■ **Exercise details**
Your task is to copy every line of the entries that contains "About".

■ **Dataset extract**
## start

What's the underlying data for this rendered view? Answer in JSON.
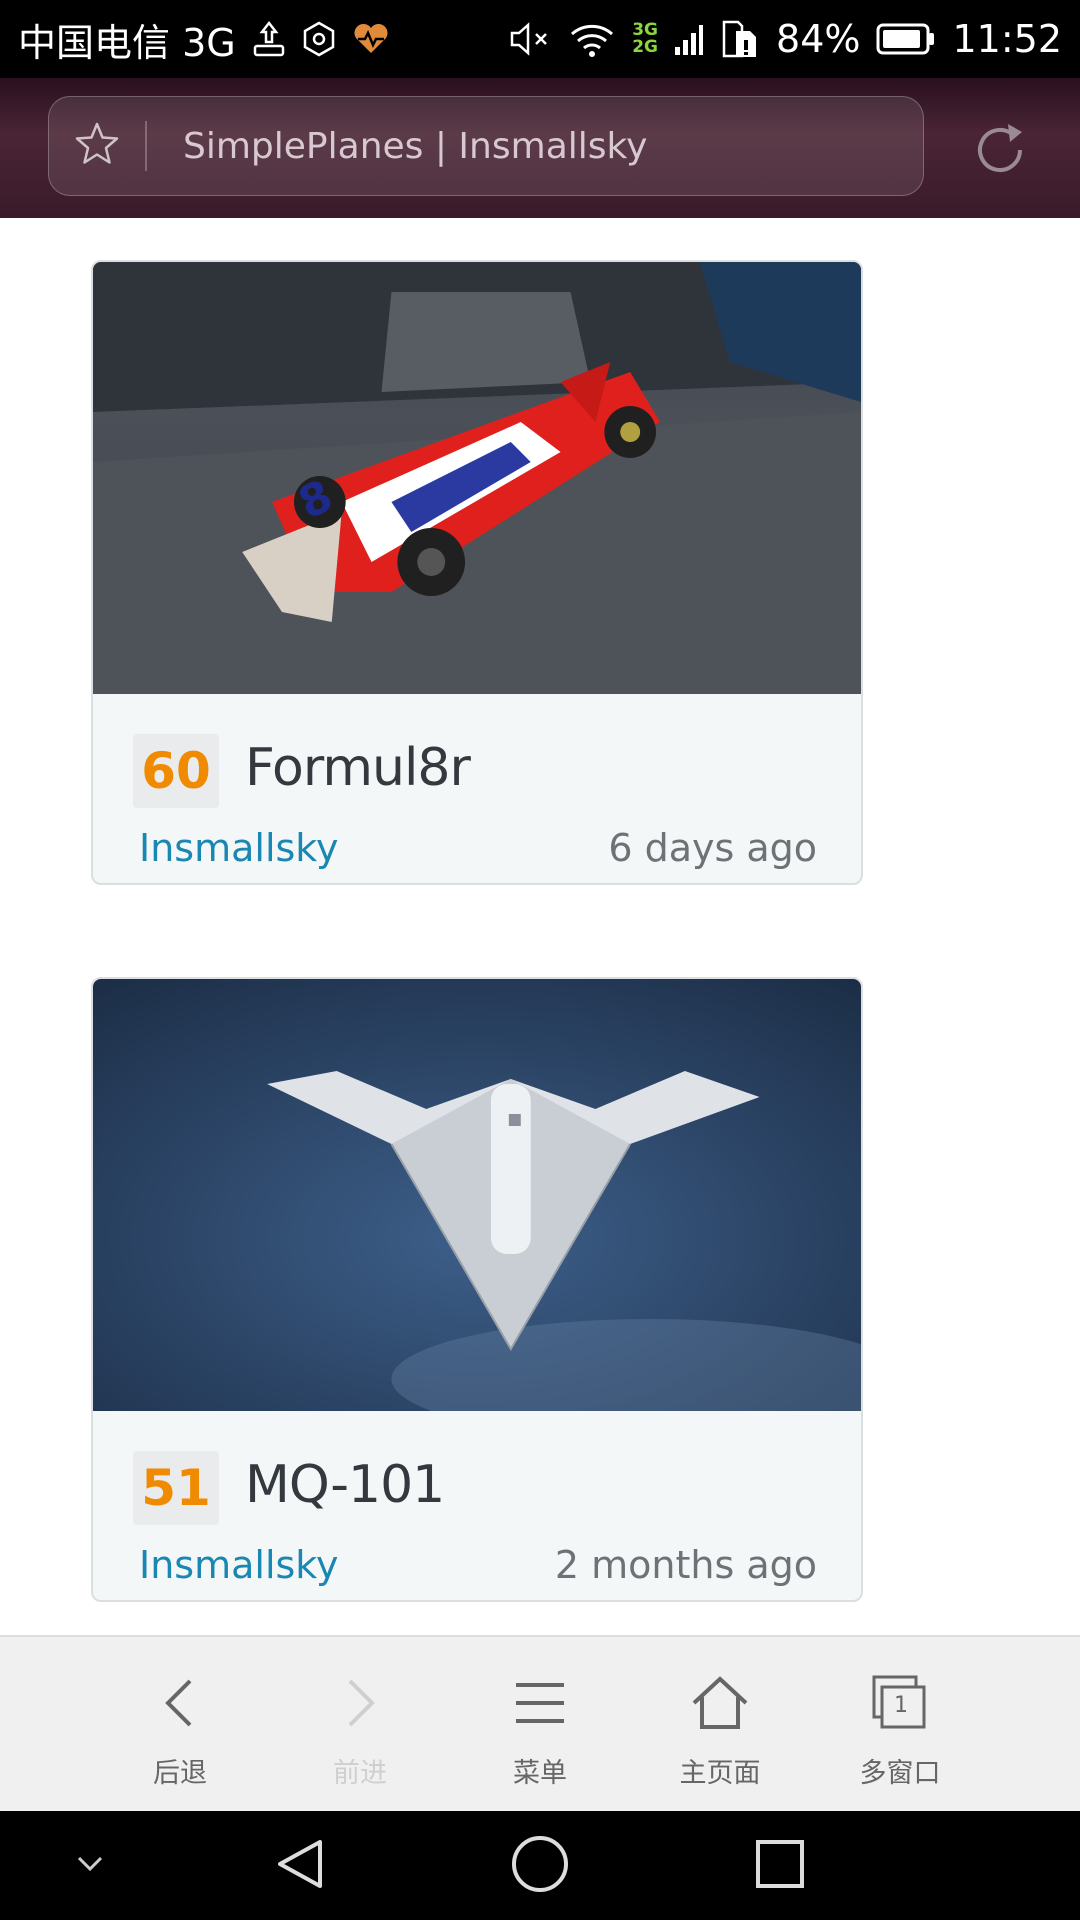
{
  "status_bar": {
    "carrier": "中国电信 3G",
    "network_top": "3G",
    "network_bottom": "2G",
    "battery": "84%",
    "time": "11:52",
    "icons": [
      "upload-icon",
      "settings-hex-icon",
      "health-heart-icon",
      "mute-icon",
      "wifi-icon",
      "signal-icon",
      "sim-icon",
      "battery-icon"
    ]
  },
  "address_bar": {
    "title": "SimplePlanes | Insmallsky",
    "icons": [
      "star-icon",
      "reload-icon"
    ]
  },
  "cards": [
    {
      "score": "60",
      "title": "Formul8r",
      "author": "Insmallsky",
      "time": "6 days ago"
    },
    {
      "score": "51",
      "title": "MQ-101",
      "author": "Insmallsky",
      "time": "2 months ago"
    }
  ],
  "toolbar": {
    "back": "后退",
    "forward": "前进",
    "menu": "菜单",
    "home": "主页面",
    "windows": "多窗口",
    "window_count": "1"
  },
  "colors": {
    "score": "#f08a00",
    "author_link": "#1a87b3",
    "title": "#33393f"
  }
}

## end
## start

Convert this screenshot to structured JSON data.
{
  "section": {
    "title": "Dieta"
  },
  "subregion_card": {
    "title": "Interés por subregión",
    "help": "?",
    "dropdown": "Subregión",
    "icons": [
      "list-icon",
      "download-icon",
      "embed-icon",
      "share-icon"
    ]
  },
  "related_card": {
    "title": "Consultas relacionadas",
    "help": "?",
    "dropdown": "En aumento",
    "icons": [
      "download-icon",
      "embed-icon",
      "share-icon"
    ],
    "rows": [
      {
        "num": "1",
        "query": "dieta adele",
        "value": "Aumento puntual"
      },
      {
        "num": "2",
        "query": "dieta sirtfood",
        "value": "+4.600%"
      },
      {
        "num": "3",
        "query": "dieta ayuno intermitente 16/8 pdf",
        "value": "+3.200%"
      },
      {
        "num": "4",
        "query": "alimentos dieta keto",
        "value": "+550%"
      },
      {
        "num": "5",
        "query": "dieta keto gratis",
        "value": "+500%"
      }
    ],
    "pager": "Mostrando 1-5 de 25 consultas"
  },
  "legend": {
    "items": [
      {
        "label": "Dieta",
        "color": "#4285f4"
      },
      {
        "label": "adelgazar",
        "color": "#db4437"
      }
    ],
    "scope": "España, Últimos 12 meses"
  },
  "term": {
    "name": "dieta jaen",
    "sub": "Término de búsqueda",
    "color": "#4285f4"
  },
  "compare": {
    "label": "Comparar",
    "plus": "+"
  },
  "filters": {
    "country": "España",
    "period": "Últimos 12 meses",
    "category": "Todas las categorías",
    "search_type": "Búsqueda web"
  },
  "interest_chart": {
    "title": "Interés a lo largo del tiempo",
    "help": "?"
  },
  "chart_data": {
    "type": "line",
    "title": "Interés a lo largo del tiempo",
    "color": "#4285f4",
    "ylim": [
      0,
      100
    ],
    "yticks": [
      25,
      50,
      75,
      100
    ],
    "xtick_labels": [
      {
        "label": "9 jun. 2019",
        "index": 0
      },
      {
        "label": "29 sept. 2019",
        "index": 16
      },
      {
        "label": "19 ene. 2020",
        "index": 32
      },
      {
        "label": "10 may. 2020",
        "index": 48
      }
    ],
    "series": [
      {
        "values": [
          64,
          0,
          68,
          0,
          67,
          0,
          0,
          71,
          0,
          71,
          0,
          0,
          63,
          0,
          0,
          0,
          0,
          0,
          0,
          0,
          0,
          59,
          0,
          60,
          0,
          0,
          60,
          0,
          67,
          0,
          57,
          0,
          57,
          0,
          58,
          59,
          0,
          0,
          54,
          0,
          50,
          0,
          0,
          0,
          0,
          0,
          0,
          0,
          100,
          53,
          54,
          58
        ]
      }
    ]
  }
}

## end
## start

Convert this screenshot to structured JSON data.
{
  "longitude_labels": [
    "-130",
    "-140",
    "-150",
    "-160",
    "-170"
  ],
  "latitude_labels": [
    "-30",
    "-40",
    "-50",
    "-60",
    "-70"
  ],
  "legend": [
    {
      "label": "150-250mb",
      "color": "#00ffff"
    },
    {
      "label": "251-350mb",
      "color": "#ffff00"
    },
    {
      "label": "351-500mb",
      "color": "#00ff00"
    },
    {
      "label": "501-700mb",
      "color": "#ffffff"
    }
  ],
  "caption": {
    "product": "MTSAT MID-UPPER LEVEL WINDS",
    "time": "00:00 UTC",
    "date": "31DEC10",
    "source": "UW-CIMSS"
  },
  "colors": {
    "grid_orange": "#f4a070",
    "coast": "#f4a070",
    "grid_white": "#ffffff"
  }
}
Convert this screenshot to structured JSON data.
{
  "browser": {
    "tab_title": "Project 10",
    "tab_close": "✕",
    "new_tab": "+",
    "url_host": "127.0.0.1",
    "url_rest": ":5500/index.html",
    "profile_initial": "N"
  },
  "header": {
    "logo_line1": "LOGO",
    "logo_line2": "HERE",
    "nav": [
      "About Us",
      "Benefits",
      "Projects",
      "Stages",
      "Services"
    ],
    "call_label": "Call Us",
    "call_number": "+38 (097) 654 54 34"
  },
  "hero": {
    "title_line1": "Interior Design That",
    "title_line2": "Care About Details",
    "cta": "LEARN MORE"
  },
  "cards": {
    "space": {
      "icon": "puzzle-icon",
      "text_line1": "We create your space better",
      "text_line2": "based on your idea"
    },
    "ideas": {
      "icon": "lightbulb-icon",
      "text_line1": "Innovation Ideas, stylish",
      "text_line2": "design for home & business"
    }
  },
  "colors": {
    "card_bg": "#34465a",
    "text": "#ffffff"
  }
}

## end

■ **Output of the exercise**
      "About Us",
    "title_line2": "Care About Details",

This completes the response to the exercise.